##### Source material
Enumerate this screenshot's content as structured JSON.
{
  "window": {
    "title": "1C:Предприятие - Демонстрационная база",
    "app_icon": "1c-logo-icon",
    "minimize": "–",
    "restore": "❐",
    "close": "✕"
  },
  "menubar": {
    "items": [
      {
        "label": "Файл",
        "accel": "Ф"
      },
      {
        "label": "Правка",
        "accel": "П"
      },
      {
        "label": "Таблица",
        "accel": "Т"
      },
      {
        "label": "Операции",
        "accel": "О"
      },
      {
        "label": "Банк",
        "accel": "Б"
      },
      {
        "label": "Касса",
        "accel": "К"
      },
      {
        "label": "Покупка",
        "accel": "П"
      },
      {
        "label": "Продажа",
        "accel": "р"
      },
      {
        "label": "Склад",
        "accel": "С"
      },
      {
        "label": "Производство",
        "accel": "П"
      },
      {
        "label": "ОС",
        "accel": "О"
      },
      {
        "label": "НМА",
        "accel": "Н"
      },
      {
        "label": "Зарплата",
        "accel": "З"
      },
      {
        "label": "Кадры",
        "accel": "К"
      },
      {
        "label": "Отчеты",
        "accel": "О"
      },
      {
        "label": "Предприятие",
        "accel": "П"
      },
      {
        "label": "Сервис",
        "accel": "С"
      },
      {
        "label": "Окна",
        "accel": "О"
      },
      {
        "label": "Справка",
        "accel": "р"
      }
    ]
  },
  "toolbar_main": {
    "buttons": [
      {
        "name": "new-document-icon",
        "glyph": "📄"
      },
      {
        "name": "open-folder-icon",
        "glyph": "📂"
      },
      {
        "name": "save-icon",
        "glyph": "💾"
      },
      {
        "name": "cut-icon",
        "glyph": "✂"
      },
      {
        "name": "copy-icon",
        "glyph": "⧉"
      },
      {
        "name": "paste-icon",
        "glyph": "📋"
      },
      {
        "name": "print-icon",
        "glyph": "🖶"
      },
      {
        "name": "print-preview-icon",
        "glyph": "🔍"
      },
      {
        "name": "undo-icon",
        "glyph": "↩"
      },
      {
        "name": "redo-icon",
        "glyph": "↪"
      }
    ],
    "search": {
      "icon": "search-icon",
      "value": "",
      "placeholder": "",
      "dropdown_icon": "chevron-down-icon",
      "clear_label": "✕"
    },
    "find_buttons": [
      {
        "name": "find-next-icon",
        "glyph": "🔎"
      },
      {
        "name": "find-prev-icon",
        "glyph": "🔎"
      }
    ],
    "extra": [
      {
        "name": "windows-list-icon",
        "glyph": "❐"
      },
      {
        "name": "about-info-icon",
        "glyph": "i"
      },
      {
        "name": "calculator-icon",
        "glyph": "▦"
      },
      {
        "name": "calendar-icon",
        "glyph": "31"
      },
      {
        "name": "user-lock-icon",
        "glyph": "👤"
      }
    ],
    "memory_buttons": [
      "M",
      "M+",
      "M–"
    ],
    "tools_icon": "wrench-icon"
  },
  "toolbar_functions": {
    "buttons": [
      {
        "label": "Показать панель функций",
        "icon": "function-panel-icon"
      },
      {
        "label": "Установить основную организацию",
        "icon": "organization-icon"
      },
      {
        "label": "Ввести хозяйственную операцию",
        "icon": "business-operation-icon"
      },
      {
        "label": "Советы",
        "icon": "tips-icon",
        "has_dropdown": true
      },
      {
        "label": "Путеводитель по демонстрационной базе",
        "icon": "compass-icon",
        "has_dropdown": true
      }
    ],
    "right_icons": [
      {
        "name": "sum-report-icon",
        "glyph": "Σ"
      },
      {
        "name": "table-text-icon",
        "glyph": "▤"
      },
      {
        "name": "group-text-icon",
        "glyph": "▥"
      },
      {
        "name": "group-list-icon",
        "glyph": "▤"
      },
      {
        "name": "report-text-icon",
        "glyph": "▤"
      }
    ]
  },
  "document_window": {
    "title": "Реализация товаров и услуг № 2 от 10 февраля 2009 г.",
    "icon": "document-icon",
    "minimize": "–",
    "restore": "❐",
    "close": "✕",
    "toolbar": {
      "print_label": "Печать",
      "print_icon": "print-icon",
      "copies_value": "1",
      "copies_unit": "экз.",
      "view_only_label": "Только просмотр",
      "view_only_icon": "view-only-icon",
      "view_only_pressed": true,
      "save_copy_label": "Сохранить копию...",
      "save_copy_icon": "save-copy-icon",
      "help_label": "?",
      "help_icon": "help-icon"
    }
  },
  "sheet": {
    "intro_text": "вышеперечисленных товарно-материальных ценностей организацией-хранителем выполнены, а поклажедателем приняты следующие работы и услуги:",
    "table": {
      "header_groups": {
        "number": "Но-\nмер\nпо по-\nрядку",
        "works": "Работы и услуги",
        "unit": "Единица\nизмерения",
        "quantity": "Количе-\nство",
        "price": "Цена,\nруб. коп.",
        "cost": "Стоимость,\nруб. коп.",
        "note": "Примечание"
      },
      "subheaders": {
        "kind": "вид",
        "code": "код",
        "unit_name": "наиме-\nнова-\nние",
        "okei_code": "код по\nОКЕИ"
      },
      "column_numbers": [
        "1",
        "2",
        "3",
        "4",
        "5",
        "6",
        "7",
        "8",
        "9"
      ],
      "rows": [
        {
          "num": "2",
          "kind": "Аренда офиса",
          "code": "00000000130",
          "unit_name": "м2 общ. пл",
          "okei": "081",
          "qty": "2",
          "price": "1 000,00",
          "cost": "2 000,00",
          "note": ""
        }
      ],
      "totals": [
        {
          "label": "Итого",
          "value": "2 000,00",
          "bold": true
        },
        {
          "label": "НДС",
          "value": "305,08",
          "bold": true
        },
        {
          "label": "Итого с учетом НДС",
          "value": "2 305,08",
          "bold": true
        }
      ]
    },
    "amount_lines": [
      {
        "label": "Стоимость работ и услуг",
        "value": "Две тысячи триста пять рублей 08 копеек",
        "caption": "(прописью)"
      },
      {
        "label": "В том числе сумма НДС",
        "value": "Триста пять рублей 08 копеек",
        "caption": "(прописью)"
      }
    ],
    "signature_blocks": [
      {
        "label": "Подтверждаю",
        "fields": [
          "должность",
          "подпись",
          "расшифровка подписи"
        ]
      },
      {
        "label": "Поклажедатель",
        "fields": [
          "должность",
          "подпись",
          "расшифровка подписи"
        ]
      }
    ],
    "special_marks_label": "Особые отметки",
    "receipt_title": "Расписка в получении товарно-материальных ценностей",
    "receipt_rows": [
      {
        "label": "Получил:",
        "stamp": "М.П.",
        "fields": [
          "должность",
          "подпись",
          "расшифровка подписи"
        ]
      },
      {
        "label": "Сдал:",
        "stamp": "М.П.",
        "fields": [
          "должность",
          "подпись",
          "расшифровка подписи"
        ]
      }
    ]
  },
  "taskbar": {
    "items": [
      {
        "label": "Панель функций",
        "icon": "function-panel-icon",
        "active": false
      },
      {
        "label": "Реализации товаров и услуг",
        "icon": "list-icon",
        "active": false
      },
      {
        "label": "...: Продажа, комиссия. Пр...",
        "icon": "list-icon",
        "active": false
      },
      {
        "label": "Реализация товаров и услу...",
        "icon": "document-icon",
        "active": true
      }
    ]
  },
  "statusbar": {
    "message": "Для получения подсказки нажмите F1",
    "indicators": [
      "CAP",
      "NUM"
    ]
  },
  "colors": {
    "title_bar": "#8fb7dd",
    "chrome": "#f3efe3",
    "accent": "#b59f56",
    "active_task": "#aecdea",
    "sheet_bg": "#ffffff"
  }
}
##########
- _What you have to do_: Write out every line exactly as it stands.

- _Reply to the exercise_:
Enumerate this screenshot's content as structured JSON.
{
  "window": {
    "title": "1C:Предприятие - Демонстрационная база",
    "app_icon": "1c-logo-icon",
    "minimize": "–",
    "restore": "❐",
    "close": "✕"
  },
  "menubar": {
    "items": [
      {
        "label": "Файл",
        "accel": "Ф"
      },
      {
        "label": "Правка",
        "accel": "П"
      },
      {
        "label": "Таблица",
        "accel": "Т"
      },
      {
        "label": "Операции",
        "accel": "О"
      },
      {
        "label": "Банк",
        "accel": "Б"
      },
      {
        "label": "Касса",
        "accel": "К"
      },
      {
        "label": "Покупка",
        "accel": "П"
      },
      {
        "label": "Продажа",
        "accel": "р"
      },
      {
        "label": "Склад",
        "accel": "С"
      },
      {
        "label": "Производство",
        "accel": "П"
      },
      {
        "label": "ОС",
        "accel": "О"
      },
      {
        "label": "НМА",
        "accel": "Н"
      },
      {
        "label": "Зарплата",
        "accel": "З"
      },
      {
        "label": "Кадры",
        "accel": "К"
      },
      {
        "label": "Отчеты",
        "accel": "О"
      },
      {
        "label": "Предприятие",
        "accel": "П"
      },
      {
        "label": "Сервис",
        "accel": "С"
      },
      {
        "label": "Окна",
        "accel": "О"
      },
      {
        "label": "Справка",
        "accel": "р"
      }
    ]
  },
  "toolbar_main": {
    "buttons": [
      {
        "name": "new-document-icon",
        "glyph": "📄"
      },
      {
        "name": "open-folder-icon",
        "glyph": "📂"
      },
      {
        "name": "save-icon",
        "glyph": "💾"
      },
      {
        "name": "cut-icon",
        "glyph": "✂"
      },
      {
        "name": "copy-icon",
        "glyph": "⧉"
      },
      {
        "name": "paste-icon",
        "glyph": "📋"
      },
      {
        "name": "print-icon",
        "glyph": "🖶"
      },
      {
        "name": "print-preview-icon",
        "glyph": "🔍"
      },
      {
        "name": "undo-icon",
        "glyph": "↩"
      },
      {
        "name": "redo-icon",
        "glyph": "↪"
      }
    ],
    "search": {
      "icon": "search-icon",
      "value": "",
      "placeholder": "",
      "dropdown_icon": "chevron-down-icon",
      "clear_label": "✕"
    },
    "find_buttons": [
      {
        "name": "find-next-icon",
        "glyph": "🔎"
      },
      {
        "name": "find-prev-icon",
        "glyph": "🔎"
      }
    ],
    "extra": [
      {
        "name": "windows-list-icon",
        "glyph": "❐"
      },
      {
        "name": "about-info-icon",
        "glyph": "i"
      },
      {
        "name": "calculator-icon",
        "glyph": "▦"
      },
      {
        "name": "calendar-icon",
        "glyph": "31"
      },
      {
        "name": "user-lock-icon",
        "glyph": "👤"
      }
    ],
    "memory_buttons": [
      "M",
      "M+",
      "M–"
    ],
    "tools_icon": "wrench-icon"
  },
  "toolbar_functions": {
    "buttons": [
      {
        "label": "Показать панель функций",
        "icon": "function-panel-icon"
      },
      {
        "label": "Установить основную организацию",
        "icon": "organization-icon"
      },
      {
        "label": "Ввести хозяйственную операцию",
        "icon": "business-operation-icon"
      },
      {
        "label": "Советы",
        "icon": "tips-icon",
        "has_dropdown": true
      },
      {
        "label": "Путеводитель по демонстрационной базе",
        "icon": "compass-icon",
        "has_dropdown": true
      }
    ],
    "right_icons": [
      {
        "name": "sum-report-icon",
        "glyph": "Σ"
      },
      {
        "name": "table-text-icon",
        "glyph": "▤"
      },
      {
        "name": "group-text-icon",
        "glyph": "▥"
      },
      {
        "name": "group-list-icon",
        "glyph": "▤"
      },
      {
        "name": "report-text-icon",
        "glyph": "▤"
      }
    ]
  },
  "document_window": {
    "title": "Реализация товаров и услуг № 2 от 10 февраля 2009 г.",
    "icon": "document-icon",
    "minimize": "–",
    "restore": "❐",
    "close": "✕",
    "toolbar": {
      "print_label": "Печать",
      "print_icon": "print-icon",
      "copies_value": "1",
      "copies_unit": "экз.",
      "view_only_label": "Только просмотр",
      "view_only_icon": "view-only-icon",
      "view_only_pressed": true,
      "save_copy_label": "Сохранить копию...",
      "save_copy_icon": "save-copy-icon",
      "help_label": "?",
      "help_icon": "help-icon"
    }
  },
  "sheet": {
    "intro_text": "вышеперечисленных товарно-материальных ценностей организацией-хранителем выполнены, а поклажедателем приняты следующие работы и услуги:",
    "table": {
      "header_groups": {
        "number": "Но-\nмер\nпо по-\nрядку",
        "works": "Работы и услуги",
        "unit": "Единица\nизмерения",
        "quantity": "Количе-\nство",
        "price": "Цена,\nруб. коп.",
        "cost": "Стоимость,\nруб. коп.",
        "note": "Примечание"
      },
      "subheaders": {
        "kind": "вид",
        "code": "код",
        "unit_name": "наиме-\nнова-\nние",
        "okei_code": "код по\nОКЕИ"
      },
      "column_numbers": [
        "1",
        "2",
        "3",
        "4",
        "5",
        "6",
        "7",
        "8",
        "9"
      ],
      "rows": [
        {
          "num": "2",
          "kind": "Аренда офиса",
          "code": "00000000130",
          "unit_name": "м2 общ. пл",
          "okei": "081",
          "qty": "2",
          "price": "1 000,00",
          "cost": "2 000,00",
          "note": ""
        }
      ],
      "totals": [
        {
          "label": "Итого",
          "value": "2 000,00",
          "bold": true
        },
        {
          "label": "НДС",
          "value": "305,08",
          "bold": true
        },
        {
          "label": "Итого с учетом НДС",
          "value": "2 305,08",
          "bold": true
        }
      ]
    },
    "amount_lines": [
      {
        "label": "Стоимость работ и услуг",
        "value": "Две тысячи триста пять рублей 08 копеек",
        "caption": "(прописью)"
      },
      {
        "label": "В том числе сумма НДС",
        "value": "Триста пять рублей 08 копеек",
        "caption": "(прописью)"
      }
    ],
    "signature_blocks": [
      {
        "label": "Подтверждаю",
        "fields": [
          "должность",
          "подпись",
          "расшифровка подписи"
        ]
      },
      {
        "label": "Поклажедатель",
        "fields": [
          "должность",
          "подпись",
          "расшифровка подписи"
        ]
      }
    ],
    "special_marks_label": "Особые отметки",
    "receipt_title": "Расписка в получении товарно-материальных ценностей",
    "receipt_rows": [
      {
        "label": "Получил:",
        "stamp": "М.П.",
        "fields": [
          "должность",
          "подпись",
          "расшифровка подписи"
        ]
      },
      {
        "label": "Сдал:",
        "stamp": "М.П.",
        "fields": [
          "должность",
          "подпись",
          "расшифровка подписи"
        ]
      }
    ]
  },
  "taskbar": {
    "items": [
      {
        "label": "Панель функций",
        "icon": "function-panel-icon",
        "active": false
      },
      {
        "label": "Реализации товаров и услуг",
        "icon": "list-icon",
        "active": false
      },
      {
        "label": "...: Продажа, комиссия. Пр...",
        "icon": "list-icon",
        "active": false
      },
      {
        "label": "Реализация товаров и услу...",
        "icon": "document-icon",
        "active": true
      }
    ]
  },
  "statusbar": {
    "message": "Для получения подсказки нажмите F1",
    "indicators": [
      "CAP",
      "NUM"
    ]
  },
  "colors": {
    "title_bar": "#8fb7dd",
    "chrome": "#f3efe3",
    "accent": "#b59f56",
    "active_task": "#aecdea",
    "sheet_bg": "#ffffff"
  }
}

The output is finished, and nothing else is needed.